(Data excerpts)
....

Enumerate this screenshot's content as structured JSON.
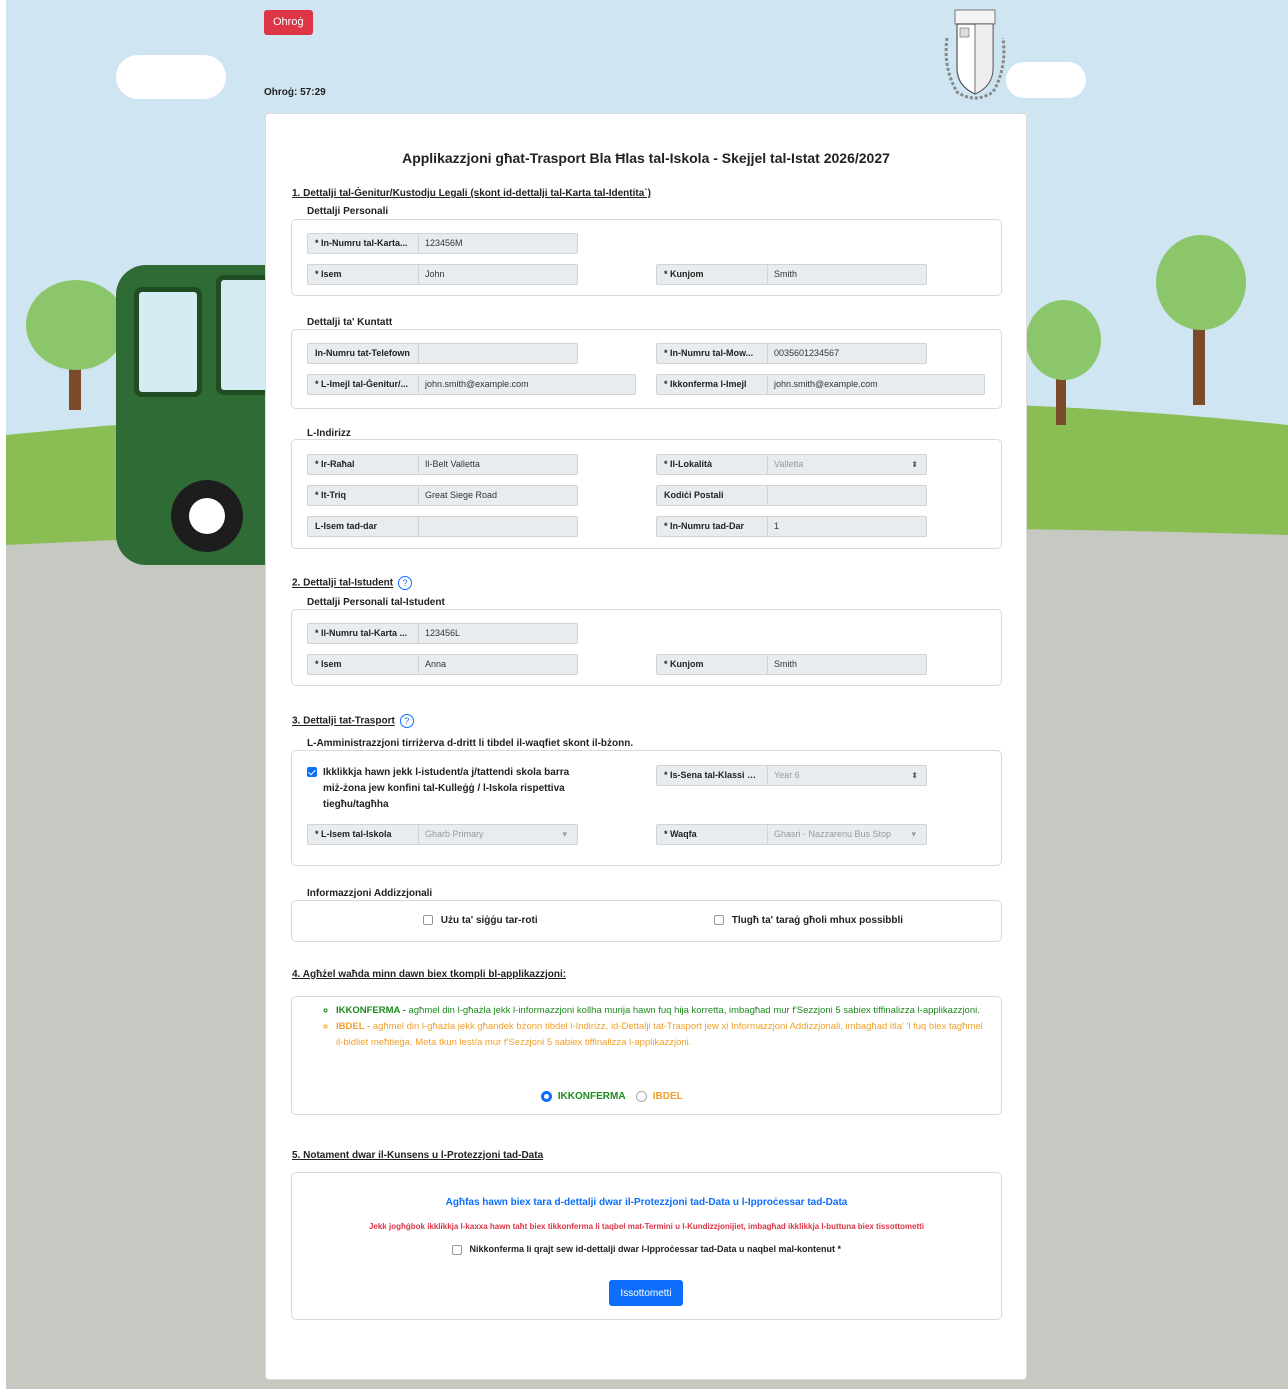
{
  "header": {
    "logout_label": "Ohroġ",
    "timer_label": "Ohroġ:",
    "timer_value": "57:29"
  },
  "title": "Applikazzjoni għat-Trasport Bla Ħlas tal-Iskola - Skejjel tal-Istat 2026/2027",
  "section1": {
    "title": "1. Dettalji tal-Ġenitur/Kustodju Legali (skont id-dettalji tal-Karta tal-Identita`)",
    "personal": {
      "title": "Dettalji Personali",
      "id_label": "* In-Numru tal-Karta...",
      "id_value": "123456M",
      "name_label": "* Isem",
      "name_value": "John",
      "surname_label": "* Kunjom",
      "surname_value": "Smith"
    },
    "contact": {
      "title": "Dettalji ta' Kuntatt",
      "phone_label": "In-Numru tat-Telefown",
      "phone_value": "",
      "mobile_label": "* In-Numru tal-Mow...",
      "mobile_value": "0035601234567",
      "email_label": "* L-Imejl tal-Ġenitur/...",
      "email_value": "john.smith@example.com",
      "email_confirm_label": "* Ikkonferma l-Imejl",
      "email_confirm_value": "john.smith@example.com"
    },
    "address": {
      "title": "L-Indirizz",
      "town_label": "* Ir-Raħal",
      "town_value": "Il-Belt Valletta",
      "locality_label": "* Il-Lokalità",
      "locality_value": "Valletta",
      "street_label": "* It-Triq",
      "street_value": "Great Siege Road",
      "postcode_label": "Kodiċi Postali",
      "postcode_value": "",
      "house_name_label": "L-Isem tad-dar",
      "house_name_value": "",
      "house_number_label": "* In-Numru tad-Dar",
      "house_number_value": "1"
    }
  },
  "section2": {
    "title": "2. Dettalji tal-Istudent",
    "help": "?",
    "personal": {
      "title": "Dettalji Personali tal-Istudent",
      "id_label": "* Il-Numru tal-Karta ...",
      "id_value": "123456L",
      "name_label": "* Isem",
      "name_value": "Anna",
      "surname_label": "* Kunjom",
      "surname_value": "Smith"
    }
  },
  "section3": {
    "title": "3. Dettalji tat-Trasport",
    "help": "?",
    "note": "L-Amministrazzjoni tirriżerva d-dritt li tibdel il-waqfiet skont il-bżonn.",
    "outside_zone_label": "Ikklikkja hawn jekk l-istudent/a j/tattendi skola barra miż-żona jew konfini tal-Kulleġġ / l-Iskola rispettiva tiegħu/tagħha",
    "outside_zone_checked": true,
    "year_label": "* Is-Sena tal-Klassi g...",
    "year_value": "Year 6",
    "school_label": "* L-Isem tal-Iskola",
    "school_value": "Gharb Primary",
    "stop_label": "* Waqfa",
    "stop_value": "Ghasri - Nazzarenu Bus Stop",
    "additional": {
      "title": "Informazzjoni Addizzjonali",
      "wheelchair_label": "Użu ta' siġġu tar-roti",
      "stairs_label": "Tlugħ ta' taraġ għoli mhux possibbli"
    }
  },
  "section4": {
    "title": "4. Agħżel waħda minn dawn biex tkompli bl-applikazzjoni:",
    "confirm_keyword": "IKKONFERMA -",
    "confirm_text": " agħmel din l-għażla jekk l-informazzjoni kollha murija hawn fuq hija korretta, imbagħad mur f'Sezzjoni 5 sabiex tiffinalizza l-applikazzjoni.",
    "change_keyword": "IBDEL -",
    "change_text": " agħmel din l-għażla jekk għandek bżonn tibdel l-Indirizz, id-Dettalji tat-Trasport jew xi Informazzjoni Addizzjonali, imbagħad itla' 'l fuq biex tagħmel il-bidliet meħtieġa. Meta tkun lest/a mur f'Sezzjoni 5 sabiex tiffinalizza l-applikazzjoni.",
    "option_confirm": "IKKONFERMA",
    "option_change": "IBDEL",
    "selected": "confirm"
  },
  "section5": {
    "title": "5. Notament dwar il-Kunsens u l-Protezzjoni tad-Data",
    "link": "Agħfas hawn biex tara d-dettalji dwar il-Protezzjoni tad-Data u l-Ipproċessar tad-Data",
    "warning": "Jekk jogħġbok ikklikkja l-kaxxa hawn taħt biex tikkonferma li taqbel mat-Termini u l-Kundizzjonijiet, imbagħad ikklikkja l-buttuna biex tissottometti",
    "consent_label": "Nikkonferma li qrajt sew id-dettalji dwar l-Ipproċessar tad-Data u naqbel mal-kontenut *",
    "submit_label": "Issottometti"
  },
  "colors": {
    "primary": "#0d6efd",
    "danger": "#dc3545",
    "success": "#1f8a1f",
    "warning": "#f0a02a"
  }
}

....

Restate the listing above word for word, and skip the pictures.

Enumerate this screenshot's content as structured JSON.
{
  "header": {
    "logout_label": "Ohroġ",
    "timer_label": "Ohroġ:",
    "timer_value": "57:29"
  },
  "title": "Applikazzjoni għat-Trasport Bla Ħlas tal-Iskola - Skejjel tal-Istat 2026/2027",
  "section1": {
    "title": "1. Dettalji tal-Ġenitur/Kustodju Legali (skont id-dettalji tal-Karta tal-Identita`)",
    "personal": {
      "title": "Dettalji Personali",
      "id_label": "* In-Numru tal-Karta...",
      "id_value": "123456M",
      "name_label": "* Isem",
      "name_value": "John",
      "surname_label": "* Kunjom",
      "surname_value": "Smith"
    },
    "contact": {
      "title": "Dettalji ta' Kuntatt",
      "phone_label": "In-Numru tat-Telefown",
      "phone_value": "",
      "mobile_label": "* In-Numru tal-Mow...",
      "mobile_value": "0035601234567",
      "email_label": "* L-Imejl tal-Ġenitur/...",
      "email_value": "john.smith@example.com",
      "email_confirm_label": "* Ikkonferma l-Imejl",
      "email_confirm_value": "john.smith@example.com"
    },
    "address": {
      "title": "L-Indirizz",
      "town_label": "* Ir-Raħal",
      "town_value": "Il-Belt Valletta",
      "locality_label": "* Il-Lokalità",
      "locality_value": "Valletta",
      "street_label": "* It-Triq",
      "street_value": "Great Siege Road",
      "postcode_label": "Kodiċi Postali",
      "postcode_value": "",
      "house_name_label": "L-Isem tad-dar",
      "house_name_value": "",
      "house_number_label": "* In-Numru tad-Dar",
      "house_number_value": "1"
    }
  },
  "section2": {
    "title": "2. Dettalji tal-Istudent",
    "help": "?",
    "personal": {
      "title": "Dettalji Personali tal-Istudent",
      "id_label": "* Il-Numru tal-Karta ...",
      "id_value": "123456L",
      "name_label": "* Isem",
      "name_value": "Anna",
      "surname_label": "* Kunjom",
      "surname_value": "Smith"
    }
  },
  "section3": {
    "title": "3. Dettalji tat-Trasport",
    "help": "?",
    "note": "L-Amministrazzjoni tirriżerva d-dritt li tibdel il-waqfiet skont il-bżonn.",
    "outside_zone_label": "Ikklikkja hawn jekk l-istudent/a j/tattendi skola barra miż-żona jew konfini tal-Kulleġġ / l-Iskola rispettiva tiegħu/tagħha",
    "outside_zone_checked": true,
    "year_label": "* Is-Sena tal-Klassi g...",
    "year_value": "Year 6",
    "school_label": "* L-Isem tal-Iskola",
    "school_value": "Gharb Primary",
    "stop_label": "* Waqfa",
    "stop_value": "Ghasri - Nazzarenu Bus Stop",
    "additional": {
      "title": "Informazzjoni Addizzjonali",
      "wheelchair_label": "Użu ta' siġġu tar-roti",
      "stairs_label": "Tlugħ ta' taraġ għoli mhux possibbli"
    }
  },
  "section4": {
    "title": "4. Agħżel waħda minn dawn biex tkompli bl-applikazzjoni:",
    "confirm_keyword": "IKKONFERMA -",
    "confirm_text": " agħmel din l-għażla jekk l-informazzjoni kollha murija hawn fuq hija korretta, imbagħad mur f'Sezzjoni 5 sabiex tiffinalizza l-applikazzjoni.",
    "change_keyword": "IBDEL -",
    "change_text": " agħmel din l-għażla jekk għandek bżonn tibdel l-Indirizz, id-Dettalji tat-Trasport jew xi Informazzjoni Addizzjonali, imbagħad itla' 'l fuq biex tagħmel il-bidliet meħtieġa. Meta tkun lest/a mur f'Sezzjoni 5 sabiex tiffinalizza l-applikazzjoni.",
    "option_confirm": "IKKONFERMA",
    "option_change": "IBDEL",
    "selected": "confirm"
  },
  "section5": {
    "title": "5. Notament dwar il-Kunsens u l-Protezzjoni tad-Data",
    "link": "Agħfas hawn biex tara d-dettalji dwar il-Protezzjoni tad-Data u l-Ipproċessar tad-Data",
    "warning": "Jekk jogħġbok ikklikkja l-kaxxa hawn taħt biex tikkonferma li taqbel mat-Termini u l-Kundizzjonijiet, imbagħad ikklikkja l-buttuna biex tissottometti",
    "consent_label": "Nikkonferma li qrajt sew id-dettalji dwar l-Ipproċessar tad-Data u naqbel mal-kontenut *",
    "submit_label": "Issottometti"
  },
  "colors": {
    "primary": "#0d6efd",
    "danger": "#dc3545",
    "success": "#1f8a1f",
    "warning": "#f0a02a"
  }
}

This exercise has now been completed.